* [RECORDS FOR THE TASK]
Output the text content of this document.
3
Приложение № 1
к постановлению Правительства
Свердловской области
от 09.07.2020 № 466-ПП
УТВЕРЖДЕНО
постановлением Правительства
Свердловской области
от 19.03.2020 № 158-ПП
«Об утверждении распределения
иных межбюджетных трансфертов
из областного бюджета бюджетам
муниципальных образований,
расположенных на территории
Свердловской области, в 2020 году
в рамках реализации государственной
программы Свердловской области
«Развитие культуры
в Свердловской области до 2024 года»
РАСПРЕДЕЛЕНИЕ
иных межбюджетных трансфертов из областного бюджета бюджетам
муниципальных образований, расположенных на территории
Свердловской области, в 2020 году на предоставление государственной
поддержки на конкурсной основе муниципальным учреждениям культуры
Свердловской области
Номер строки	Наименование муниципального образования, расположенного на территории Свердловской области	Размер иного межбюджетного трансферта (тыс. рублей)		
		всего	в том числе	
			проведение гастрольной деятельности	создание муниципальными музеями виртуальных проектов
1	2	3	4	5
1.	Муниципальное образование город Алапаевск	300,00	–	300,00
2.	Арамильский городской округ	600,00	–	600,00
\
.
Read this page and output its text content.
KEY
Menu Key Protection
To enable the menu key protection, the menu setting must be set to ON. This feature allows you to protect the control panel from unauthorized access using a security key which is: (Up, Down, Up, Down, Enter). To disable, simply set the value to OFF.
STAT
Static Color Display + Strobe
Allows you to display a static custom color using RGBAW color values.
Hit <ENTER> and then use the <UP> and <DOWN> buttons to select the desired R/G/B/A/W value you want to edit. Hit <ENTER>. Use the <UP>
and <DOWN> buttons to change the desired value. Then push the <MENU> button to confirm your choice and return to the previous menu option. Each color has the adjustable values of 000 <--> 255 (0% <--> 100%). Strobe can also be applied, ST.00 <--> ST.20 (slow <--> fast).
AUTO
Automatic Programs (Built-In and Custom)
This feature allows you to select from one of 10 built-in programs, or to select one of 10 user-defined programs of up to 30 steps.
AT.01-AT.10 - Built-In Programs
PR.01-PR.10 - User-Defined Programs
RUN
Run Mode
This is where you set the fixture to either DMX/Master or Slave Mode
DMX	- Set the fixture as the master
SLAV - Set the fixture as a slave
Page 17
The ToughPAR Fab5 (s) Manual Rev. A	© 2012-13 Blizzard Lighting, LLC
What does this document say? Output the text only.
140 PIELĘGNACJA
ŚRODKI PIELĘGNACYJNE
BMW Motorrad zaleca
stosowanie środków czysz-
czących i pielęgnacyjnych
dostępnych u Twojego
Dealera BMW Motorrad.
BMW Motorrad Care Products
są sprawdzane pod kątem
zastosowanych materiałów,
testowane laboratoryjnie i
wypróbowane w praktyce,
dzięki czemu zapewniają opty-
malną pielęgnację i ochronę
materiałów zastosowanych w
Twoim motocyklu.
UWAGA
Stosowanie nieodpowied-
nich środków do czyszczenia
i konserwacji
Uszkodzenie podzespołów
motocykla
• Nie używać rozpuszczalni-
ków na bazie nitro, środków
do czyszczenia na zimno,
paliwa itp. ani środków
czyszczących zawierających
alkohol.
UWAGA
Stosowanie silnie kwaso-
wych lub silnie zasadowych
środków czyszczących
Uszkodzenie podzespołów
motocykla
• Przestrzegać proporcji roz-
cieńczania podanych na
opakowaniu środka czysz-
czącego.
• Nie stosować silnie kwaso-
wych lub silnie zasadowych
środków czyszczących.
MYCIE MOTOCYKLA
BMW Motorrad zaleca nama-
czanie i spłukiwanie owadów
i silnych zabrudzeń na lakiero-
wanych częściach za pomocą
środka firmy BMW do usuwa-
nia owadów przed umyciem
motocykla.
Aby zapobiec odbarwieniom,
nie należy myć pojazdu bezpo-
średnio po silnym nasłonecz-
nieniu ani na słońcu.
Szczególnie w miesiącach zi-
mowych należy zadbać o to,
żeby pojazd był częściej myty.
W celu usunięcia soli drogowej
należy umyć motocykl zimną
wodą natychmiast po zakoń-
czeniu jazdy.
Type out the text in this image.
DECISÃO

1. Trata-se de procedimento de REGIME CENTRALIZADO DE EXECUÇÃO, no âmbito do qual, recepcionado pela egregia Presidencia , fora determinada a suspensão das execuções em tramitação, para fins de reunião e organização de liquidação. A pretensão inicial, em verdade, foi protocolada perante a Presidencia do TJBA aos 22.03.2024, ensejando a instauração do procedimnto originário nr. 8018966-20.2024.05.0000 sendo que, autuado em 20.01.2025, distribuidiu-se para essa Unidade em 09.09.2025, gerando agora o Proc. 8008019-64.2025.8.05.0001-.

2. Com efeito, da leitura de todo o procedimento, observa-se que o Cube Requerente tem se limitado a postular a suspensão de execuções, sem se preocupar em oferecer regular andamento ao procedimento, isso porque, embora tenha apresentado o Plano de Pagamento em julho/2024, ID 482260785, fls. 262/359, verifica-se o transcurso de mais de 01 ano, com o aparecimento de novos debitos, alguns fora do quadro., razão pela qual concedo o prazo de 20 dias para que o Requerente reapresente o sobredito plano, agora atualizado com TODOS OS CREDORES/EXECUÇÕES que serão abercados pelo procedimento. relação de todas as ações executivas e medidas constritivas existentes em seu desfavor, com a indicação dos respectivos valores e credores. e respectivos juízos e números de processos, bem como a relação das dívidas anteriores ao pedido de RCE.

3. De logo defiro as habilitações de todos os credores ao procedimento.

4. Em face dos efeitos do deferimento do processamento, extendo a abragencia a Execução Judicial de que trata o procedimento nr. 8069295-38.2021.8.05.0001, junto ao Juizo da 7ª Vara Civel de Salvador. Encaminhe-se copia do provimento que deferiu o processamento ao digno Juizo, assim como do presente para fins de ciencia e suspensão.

* [GIVEN PROBLEM]
Transcribe every entry exactly.

* [RESULT]
Output the text content of this document.
3
Приложение № 1
к постановлению Правительства
Свердловской области
от 09.07.2020 № 466-ПП
УТВЕРЖДЕНО
постановлением Правительства
Свердловской области
от 19.03.2020 № 158-ПП
«Об утверждении распределения
иных межбюджетных трансфертов
из областного бюджета бюджетам
муниципальных образований,
расположенных на территории
Свердловской области, в 2020 году
в рамках реализации государственной
программы Свердловской области
«Развитие культуры
в Свердловской области до 2024 года»
РАСПРЕДЕЛЕНИЕ
иных межбюджетных трансфертов из областного бюджета бюджетам
муниципальных образований, расположенных на территории
Свердловской области, в 2020 году на предоставление государственной
поддержки на конкурсной основе муниципальным учреждениям культуры
Свердловской области
Номер строки	Наименование муниципального образования, расположенного на территории Свердловской области	Размер иного межбюджетного трансферта (тыс. рублей)		
		всего	в том числе	
			проведение гастрольной деятельности	создание муниципальными музеями виртуальных проектов
1	2	3	4	5
1.	Муниципальное образование город Алапаевск	300,00	–	300,00
2.	Арамильский городской округ	600,00	–	600,00
\
.
Read this page and output its text content.
KEY
Menu Key Protection
To enable the menu key protection, the menu setting must be set to ON. This feature allows you to protect the control panel from unauthorized access using a security key which is: (Up, Down, Up, Down, Enter). To disable, simply set the value to OFF.
STAT
Static Color Display + Strobe
Allows you to display a static custom color using RGBAW color values.
Hit <ENTER> and then use the <UP> and <DOWN> buttons to select the desired R/G/B/A/W value you want to edit. Hit <ENTER>. Use the <UP>
and <DOWN> buttons to change the desired value. Then push the <MENU> button to confirm your choice and return to the previous menu option. Each color has the adjustable values of 000 <--> 255 (0% <--> 100%). Strobe can also be applied, ST.00 <--> ST.20 (slow <--> fast).
AUTO
Automatic Programs (Built-In and Custom)
This feature allows you to select from one of 10 built-in programs, or to select one of 10 user-defined programs of up to 30 steps.
AT.01-AT.10 - Built-In Programs
PR.01-PR.10 - User-Defined Programs
RUN
Run Mode
This is where you set the fixture to either DMX/Master or Slave Mode
DMX	- Set the fixture as the master
SLAV - Set the fixture as a slave
Page 17
The ToughPAR Fab5 (s) Manual Rev. A	© 2012-13 Blizzard Lighting, LLC
What does this document say? Output the text only.
140 PIELĘGNACJA
ŚRODKI PIELĘGNACYJNE
BMW Motorrad zaleca
stosowanie środków czysz-
czących i pielęgnacyjnych
dostępnych u Twojego
Dealera BMW Motorrad.
BMW Motorrad Care Products
są sprawdzane pod kątem
zastosowanych materiałów,
testowane laboratoryjnie i
wypróbowane w praktyce,
dzięki czemu zapewniają opty-
malną pielęgnację i ochronę
materiałów zastosowanych w
Twoim motocyklu.
UWAGA
Stosowanie nieodpowied-
nich środków do czyszczenia
i konserwacji
Uszkodzenie podzespołów
motocykla
• Nie używać rozpuszczalni-
ków na bazie nitro, środków
do czyszczenia na zimno,
paliwa itp. ani środków
czyszczących zawierających
alkohol.
UWAGA
Stosowanie silnie kwaso-
wych lub silnie zasadowych
środków czyszczących
Uszkodzenie podzespołów
motocykla
• Przestrzegać proporcji roz-
cieńczania podanych na
opakowaniu środka czysz-
czącego.
• Nie stosować silnie kwaso-
wych lub silnie zasadowych
środków czyszczących.
MYCIE MOTOCYKLA
BMW Motorrad zaleca nama-
czanie i spłukiwanie owadów
i silnych zabrudzeń na lakiero-
wanych częściach za pomocą
środka firmy BMW do usuwa-
nia owadów przed umyciem
motocykla.
Aby zapobiec odbarwieniom,
nie należy myć pojazdu bezpo-
średnio po silnym nasłonecz-
nieniu ani na słońcu.
Szczególnie w miesiącach zi-
mowych należy zadbać o to,
żeby pojazd był częściej myty.
W celu usunięcia soli drogowej
należy umyć motocykl zimną
wodą natychmiast po zakoń-
czeniu jazdy.
Type out the text in this image.
DECISÃO

1. Trata-se de procedimento de REGIME CENTRALIZADO DE EXECUÇÃO, no âmbito do qual, recepcionado pela egregia Presidencia , fora determinada a suspensão das execuções em tramitação, para fins de reunião e organização de liquidação. A pretensão inicial, em verdade, foi protocolada perante a Presidencia do TJBA aos 22.03.2024, ensejando a instauração do procedimnto originário nr. 8018966-20.2024.05.0000 sendo que, autuado em 20.01.2025, distribuidiu-se para essa Unidade em 09.09.2025, gerando agora o Proc. 8008019-64.2025.8.05.0001-.

2. Com efeito, da leitura de todo o procedimento, observa-se que o Cube Requerente tem se limitado a postular a suspensão de execuções, sem se preocupar em oferecer regular andamento ao procedimento, isso porque, embora tenha apresentado o Plano de Pagamento em julho/2024, ID 482260785, fls. 262/359, verifica-se o transcurso de mais de 01 ano, com o aparecimento de novos debitos, alguns fora do quadro., razão pela qual concedo o prazo de 20 dias para que o Requerente reapresente o sobredito plano, agora atualizado com TODOS OS CREDORES/EXECUÇÕES que serão abercados pelo procedimento. relação de todas as ações executivas e medidas constritivas existentes em seu desfavor, com a indicação dos respectivos valores e credores. e respectivos juízos e números de processos, bem como a relação das dívidas anteriores ao pedido de RCE.

3. De logo defiro as habilitações de todos os credores ao procedimento.

4. Em face dos efeitos do deferimento do processamento, extendo a abragencia a Execução Judicial de que trata o procedimento nr. 8069295-38.2021.8.05.0001, junto ao Juizo da 7ª Vara Civel de Salvador. Encaminhe-se copia do provimento que deferiu o processamento ao digno Juizo, assim como do presente para fins de ciencia e suspensão.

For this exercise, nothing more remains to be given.